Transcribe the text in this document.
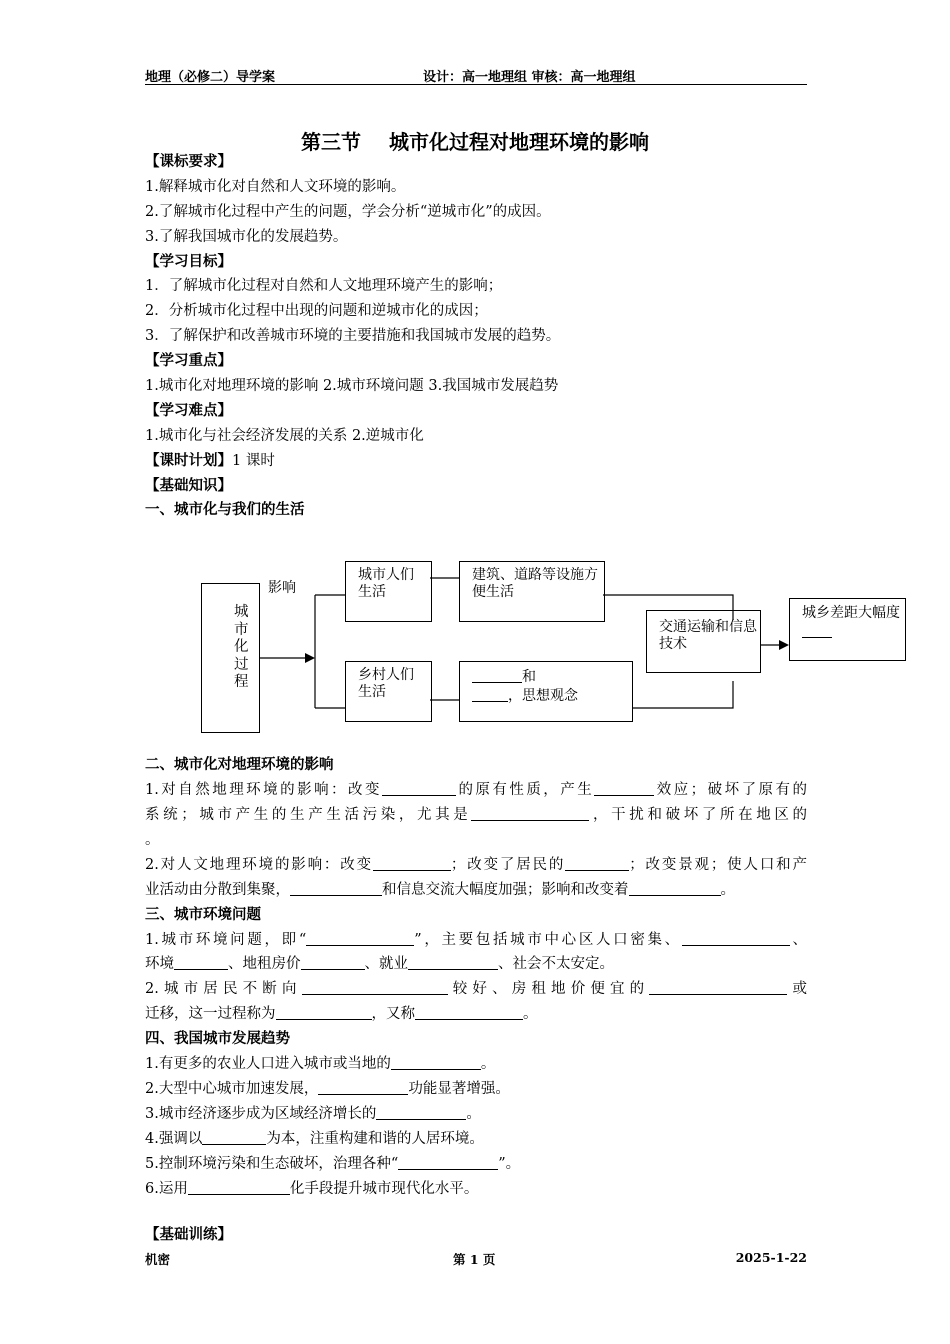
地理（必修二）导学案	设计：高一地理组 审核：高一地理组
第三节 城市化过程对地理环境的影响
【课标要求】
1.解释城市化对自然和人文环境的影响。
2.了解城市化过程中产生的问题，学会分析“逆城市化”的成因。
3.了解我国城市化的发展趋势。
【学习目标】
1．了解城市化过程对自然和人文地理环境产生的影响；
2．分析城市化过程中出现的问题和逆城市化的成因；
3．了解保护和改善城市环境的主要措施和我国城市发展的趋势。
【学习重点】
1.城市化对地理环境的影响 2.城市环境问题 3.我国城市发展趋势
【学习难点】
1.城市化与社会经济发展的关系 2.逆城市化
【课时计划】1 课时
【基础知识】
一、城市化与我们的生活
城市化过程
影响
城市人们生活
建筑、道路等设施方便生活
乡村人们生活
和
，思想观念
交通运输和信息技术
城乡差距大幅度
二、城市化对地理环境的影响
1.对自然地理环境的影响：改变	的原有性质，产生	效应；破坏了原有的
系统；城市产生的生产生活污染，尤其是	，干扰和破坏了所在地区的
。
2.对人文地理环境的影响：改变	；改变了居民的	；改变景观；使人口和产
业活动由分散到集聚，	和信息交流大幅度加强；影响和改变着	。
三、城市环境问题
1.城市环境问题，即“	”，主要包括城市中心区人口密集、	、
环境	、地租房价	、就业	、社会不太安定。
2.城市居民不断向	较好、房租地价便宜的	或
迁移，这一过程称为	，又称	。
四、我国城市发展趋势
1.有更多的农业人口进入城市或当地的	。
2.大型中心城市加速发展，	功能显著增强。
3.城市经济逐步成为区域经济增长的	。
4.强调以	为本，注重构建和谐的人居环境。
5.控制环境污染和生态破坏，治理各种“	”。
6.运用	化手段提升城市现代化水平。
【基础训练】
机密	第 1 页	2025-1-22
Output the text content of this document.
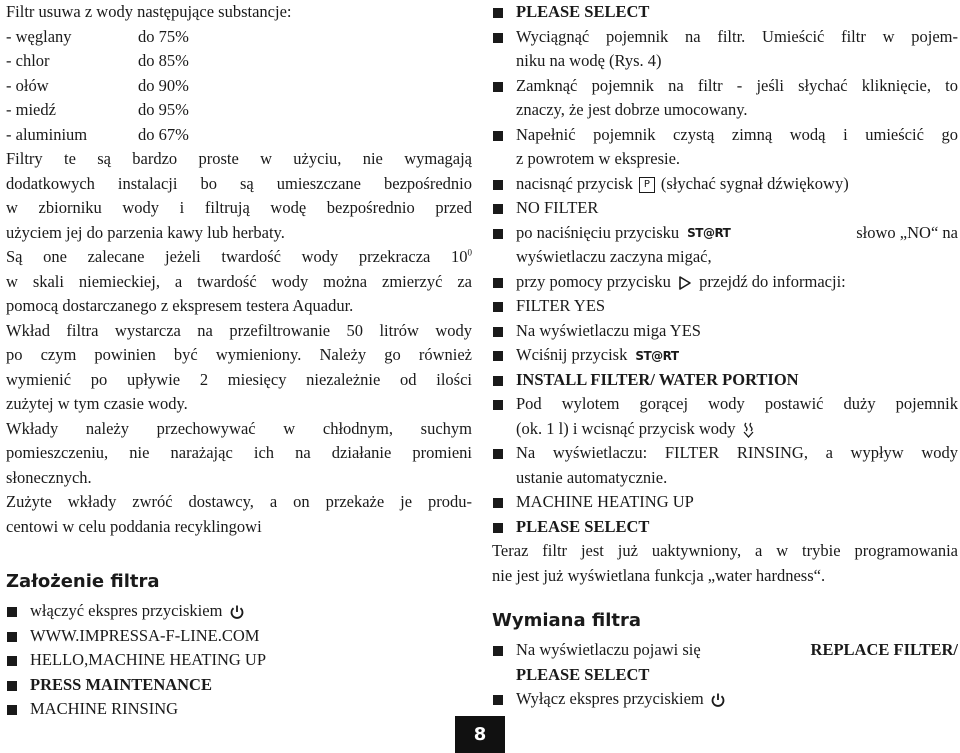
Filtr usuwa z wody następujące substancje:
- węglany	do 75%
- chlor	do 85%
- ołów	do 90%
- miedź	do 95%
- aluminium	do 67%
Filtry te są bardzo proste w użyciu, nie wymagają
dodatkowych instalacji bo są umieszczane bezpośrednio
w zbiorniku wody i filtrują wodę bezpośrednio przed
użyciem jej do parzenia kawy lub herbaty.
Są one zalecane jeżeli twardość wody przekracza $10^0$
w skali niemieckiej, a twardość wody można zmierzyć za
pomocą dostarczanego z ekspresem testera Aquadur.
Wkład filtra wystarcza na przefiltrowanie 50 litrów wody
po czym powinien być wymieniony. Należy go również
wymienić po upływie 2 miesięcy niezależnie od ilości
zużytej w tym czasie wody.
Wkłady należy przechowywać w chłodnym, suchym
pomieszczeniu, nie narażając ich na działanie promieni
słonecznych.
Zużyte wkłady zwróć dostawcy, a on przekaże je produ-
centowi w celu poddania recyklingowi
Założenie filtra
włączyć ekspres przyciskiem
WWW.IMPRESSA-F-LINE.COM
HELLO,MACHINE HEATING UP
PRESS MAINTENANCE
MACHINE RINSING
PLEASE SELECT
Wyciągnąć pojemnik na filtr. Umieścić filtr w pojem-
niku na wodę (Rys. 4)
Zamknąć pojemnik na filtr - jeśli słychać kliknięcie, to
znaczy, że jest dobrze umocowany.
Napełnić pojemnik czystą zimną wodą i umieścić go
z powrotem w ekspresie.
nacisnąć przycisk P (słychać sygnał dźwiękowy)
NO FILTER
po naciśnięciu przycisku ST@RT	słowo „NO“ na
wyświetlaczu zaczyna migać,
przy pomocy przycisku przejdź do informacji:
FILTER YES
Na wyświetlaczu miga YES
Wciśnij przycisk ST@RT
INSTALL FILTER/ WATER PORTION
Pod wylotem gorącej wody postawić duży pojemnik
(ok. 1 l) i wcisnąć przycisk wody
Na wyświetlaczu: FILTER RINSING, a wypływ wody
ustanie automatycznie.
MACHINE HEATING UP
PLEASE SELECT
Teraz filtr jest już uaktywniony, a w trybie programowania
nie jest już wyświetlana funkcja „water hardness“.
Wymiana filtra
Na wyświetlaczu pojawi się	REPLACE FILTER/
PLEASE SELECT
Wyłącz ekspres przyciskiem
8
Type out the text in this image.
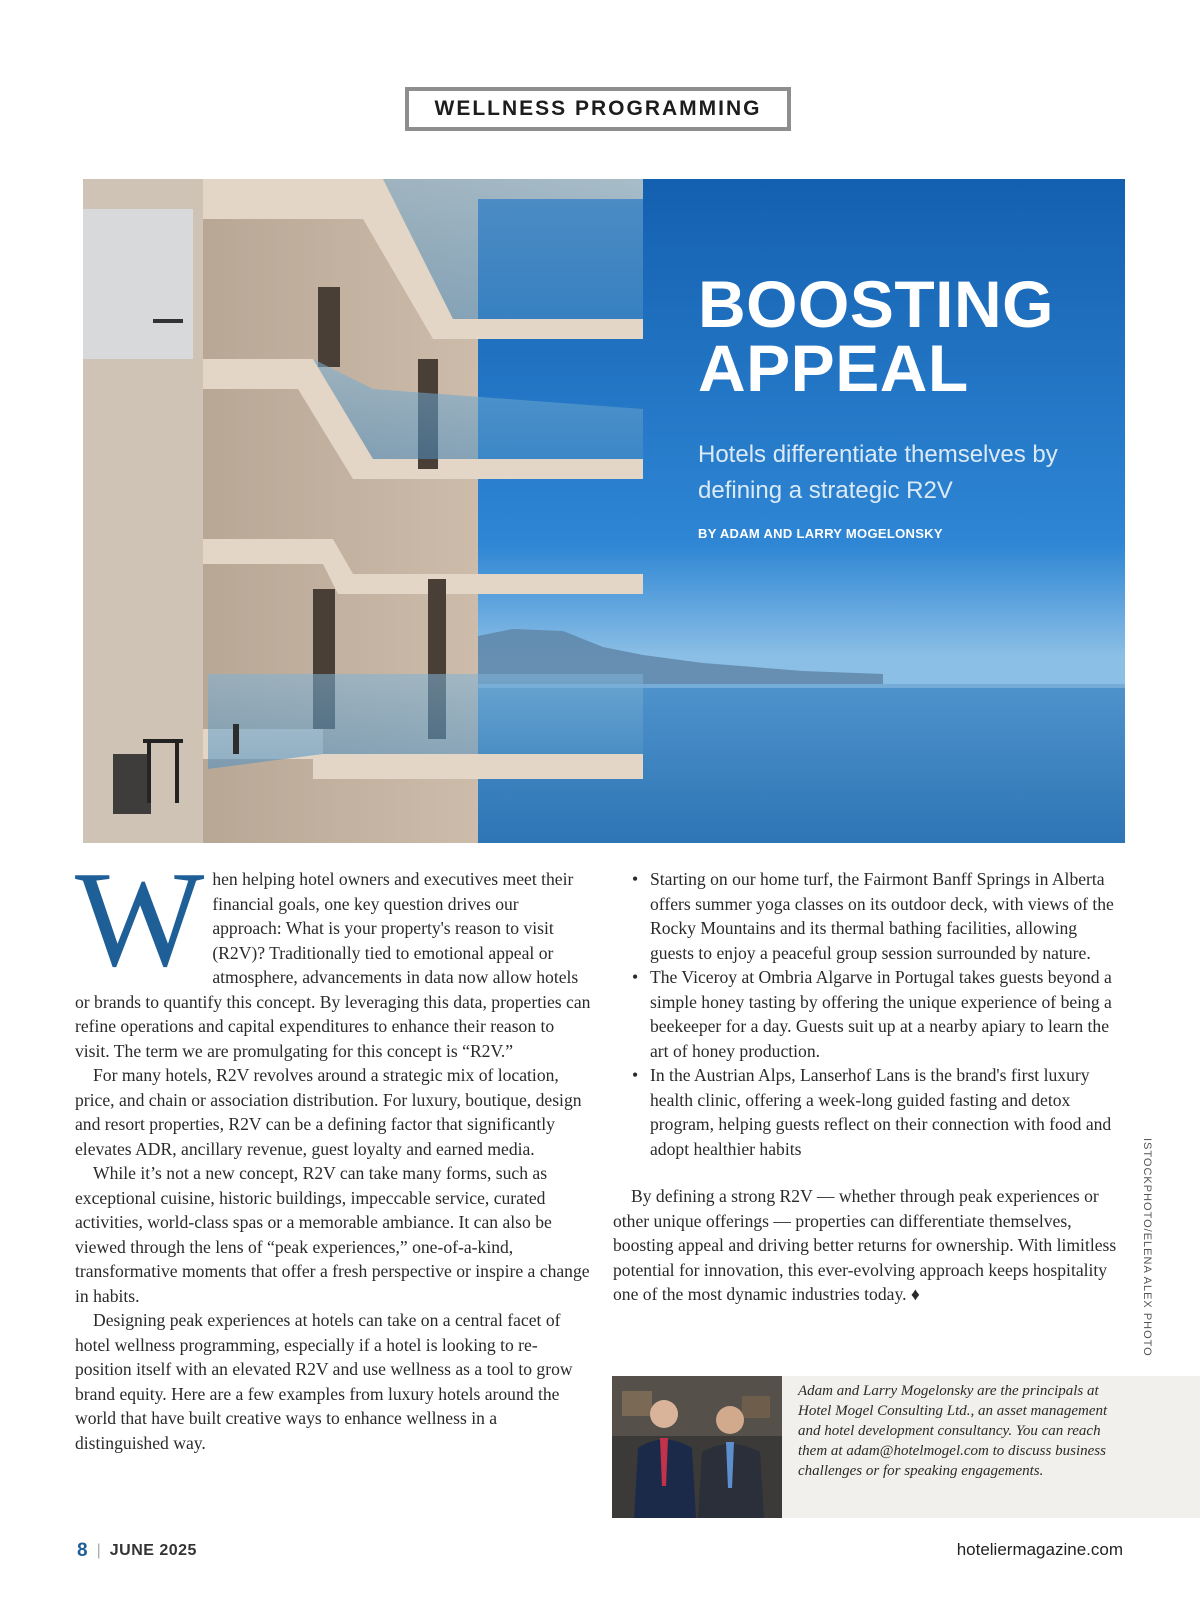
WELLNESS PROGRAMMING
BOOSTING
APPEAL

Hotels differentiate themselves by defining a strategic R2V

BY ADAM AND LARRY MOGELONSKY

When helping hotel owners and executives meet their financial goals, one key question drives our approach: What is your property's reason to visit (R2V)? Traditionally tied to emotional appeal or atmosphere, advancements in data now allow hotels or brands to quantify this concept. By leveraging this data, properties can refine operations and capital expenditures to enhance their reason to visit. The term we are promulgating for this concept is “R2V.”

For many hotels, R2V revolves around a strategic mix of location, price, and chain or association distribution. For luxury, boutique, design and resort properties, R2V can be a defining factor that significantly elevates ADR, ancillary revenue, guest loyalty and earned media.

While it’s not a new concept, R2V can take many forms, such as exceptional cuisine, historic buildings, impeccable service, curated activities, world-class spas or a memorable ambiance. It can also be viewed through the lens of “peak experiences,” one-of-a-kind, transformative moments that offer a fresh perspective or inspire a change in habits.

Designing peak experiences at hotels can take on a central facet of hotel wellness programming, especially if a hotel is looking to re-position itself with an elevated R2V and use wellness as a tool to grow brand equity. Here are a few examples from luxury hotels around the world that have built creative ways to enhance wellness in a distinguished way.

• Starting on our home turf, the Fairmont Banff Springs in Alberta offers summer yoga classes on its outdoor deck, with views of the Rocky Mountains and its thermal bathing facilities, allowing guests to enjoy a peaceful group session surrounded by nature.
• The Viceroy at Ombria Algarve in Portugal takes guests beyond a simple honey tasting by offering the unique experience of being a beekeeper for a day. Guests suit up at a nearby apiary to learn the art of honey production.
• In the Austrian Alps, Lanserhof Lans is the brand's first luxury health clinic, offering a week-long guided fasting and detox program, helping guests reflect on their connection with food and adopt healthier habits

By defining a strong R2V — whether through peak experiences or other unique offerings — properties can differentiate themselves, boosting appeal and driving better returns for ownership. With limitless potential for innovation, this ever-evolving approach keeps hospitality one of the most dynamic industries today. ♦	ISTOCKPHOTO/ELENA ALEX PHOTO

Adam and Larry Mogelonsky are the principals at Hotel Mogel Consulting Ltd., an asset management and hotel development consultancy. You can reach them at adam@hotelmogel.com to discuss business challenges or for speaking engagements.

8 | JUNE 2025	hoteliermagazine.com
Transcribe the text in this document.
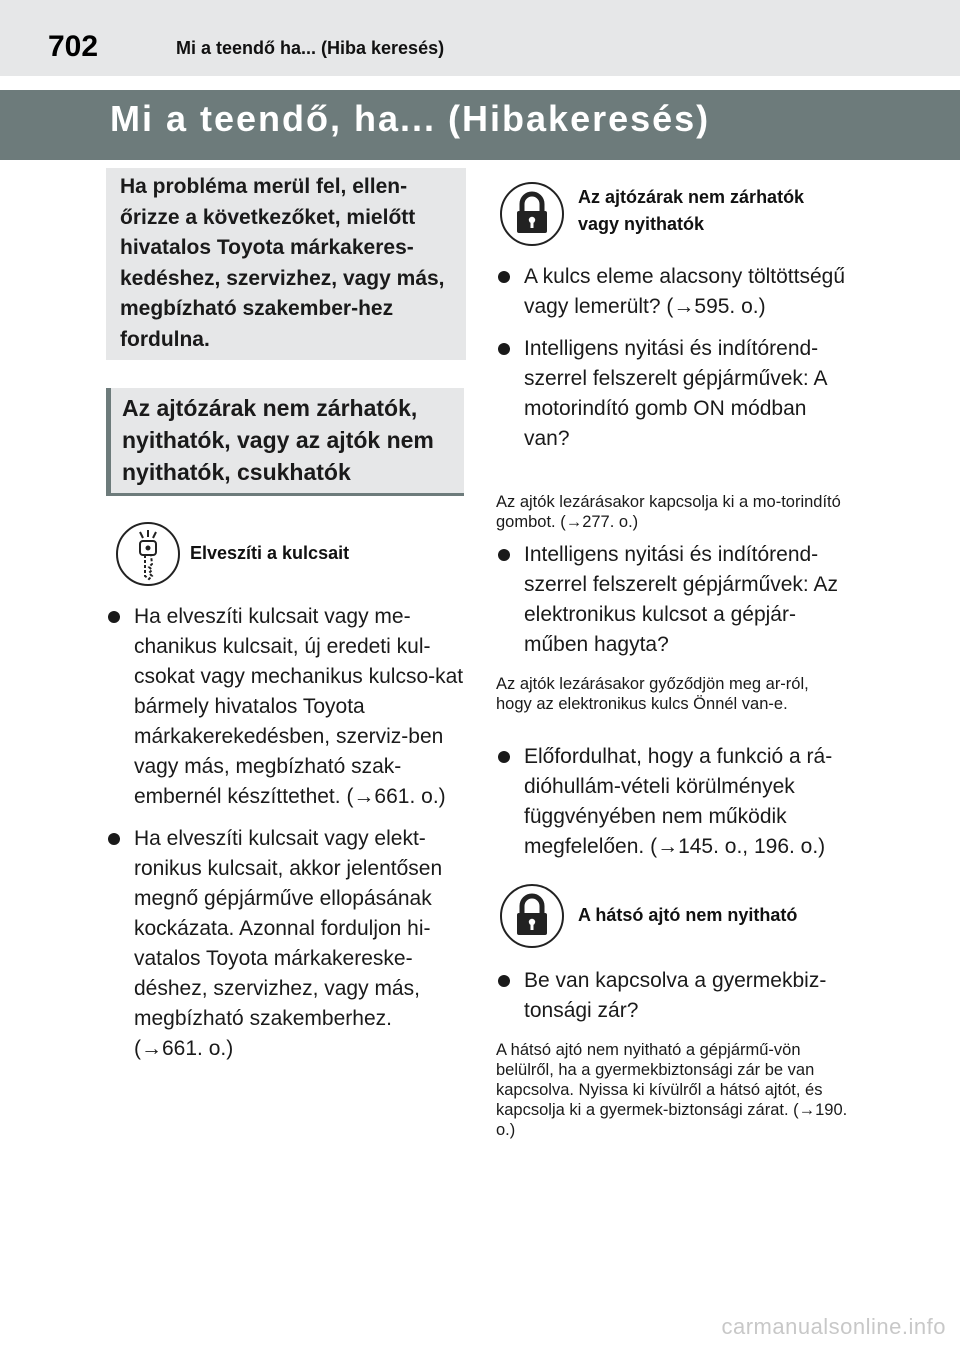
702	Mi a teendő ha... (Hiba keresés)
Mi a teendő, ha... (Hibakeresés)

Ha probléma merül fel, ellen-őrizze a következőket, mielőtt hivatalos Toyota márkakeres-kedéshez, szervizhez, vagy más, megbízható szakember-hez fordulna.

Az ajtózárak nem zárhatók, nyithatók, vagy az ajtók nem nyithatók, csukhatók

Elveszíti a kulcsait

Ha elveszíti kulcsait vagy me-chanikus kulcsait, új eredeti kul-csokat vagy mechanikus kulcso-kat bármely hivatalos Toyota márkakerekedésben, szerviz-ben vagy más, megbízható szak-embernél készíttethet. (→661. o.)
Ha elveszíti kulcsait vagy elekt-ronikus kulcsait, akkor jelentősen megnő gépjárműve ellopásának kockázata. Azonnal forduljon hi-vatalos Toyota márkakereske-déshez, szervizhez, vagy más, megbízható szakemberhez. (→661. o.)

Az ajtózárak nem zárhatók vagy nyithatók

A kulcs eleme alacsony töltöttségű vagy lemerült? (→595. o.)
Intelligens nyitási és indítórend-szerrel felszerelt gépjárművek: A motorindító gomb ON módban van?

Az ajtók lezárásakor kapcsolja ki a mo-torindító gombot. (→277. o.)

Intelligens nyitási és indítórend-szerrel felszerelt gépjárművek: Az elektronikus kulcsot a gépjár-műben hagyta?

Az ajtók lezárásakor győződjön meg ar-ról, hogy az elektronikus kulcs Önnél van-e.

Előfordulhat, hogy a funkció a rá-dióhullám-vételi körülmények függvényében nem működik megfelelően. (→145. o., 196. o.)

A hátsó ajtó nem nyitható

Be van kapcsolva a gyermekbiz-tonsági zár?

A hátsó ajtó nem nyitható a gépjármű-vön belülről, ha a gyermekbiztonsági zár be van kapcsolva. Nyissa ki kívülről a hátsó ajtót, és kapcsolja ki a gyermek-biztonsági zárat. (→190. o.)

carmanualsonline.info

● ● ● ● ●

### Request
For the listing above, give the number of lines in which the string "gépjárművek" occurs, and nothing else.

### Final result
2